Task details
Copy all lines that contain the word "image".

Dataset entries
──────────

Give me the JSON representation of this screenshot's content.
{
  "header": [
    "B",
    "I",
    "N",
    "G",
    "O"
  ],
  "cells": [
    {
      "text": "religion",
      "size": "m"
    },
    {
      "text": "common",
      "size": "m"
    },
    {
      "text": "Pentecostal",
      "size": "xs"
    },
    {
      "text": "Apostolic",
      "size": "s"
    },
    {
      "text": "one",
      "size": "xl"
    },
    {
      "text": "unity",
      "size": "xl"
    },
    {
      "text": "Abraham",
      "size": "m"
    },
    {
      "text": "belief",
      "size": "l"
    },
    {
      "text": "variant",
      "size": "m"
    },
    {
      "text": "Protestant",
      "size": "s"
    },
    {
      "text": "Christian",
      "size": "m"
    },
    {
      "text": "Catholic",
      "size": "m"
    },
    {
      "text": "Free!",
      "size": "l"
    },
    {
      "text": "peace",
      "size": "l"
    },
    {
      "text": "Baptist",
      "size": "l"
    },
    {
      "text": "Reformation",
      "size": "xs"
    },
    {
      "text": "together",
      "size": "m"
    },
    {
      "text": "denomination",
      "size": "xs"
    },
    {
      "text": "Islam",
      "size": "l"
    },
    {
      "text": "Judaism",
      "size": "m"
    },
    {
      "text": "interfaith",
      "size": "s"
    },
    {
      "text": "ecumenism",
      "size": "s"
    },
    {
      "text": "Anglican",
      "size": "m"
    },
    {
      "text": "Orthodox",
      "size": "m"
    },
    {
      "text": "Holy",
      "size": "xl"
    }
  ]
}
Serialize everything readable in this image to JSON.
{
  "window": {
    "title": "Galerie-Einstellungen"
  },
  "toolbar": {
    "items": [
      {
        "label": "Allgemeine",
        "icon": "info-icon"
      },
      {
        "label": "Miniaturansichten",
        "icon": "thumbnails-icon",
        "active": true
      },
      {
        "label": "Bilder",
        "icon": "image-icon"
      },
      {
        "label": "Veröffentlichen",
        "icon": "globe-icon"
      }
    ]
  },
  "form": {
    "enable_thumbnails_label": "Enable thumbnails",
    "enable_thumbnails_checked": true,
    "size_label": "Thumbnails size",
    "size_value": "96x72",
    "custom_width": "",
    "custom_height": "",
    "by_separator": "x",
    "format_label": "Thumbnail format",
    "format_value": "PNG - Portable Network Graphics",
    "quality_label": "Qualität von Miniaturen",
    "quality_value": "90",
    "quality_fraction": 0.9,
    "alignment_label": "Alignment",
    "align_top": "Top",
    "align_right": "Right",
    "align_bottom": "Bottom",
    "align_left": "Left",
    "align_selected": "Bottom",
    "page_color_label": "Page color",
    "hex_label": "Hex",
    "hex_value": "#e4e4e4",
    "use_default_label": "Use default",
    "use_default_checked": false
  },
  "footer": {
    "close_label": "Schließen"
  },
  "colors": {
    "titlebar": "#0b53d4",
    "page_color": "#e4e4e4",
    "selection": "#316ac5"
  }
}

──────────

Final answer
Serialize everything readable in this image to JSON.
        "icon": "image-icon"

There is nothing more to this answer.